(Document transcript data)
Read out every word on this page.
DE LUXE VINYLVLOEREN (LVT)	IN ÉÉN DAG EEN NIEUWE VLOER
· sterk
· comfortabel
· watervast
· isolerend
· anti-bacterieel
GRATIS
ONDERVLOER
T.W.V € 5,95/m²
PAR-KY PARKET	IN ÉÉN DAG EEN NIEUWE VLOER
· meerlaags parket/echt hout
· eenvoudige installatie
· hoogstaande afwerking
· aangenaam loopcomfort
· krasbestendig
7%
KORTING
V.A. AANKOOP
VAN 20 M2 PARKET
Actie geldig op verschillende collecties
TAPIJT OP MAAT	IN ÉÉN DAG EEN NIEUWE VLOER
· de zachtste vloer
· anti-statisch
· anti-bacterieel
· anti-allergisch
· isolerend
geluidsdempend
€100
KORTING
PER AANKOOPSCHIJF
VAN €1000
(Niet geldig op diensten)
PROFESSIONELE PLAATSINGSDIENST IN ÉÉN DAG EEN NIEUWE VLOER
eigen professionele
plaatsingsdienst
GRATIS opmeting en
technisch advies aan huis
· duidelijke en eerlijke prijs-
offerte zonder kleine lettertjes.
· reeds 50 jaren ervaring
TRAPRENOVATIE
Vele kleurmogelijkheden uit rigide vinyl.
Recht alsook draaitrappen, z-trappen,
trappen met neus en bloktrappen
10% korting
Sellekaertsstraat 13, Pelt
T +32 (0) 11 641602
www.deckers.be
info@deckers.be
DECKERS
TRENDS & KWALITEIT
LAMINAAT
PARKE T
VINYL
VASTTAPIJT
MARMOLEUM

◆ Exercise
Check each line of the records for "trappen" and copy the ones that contain it.

◆ Reply
Recht alsook draaitrappen, z-trappen,
trappen met neus en bloktrappen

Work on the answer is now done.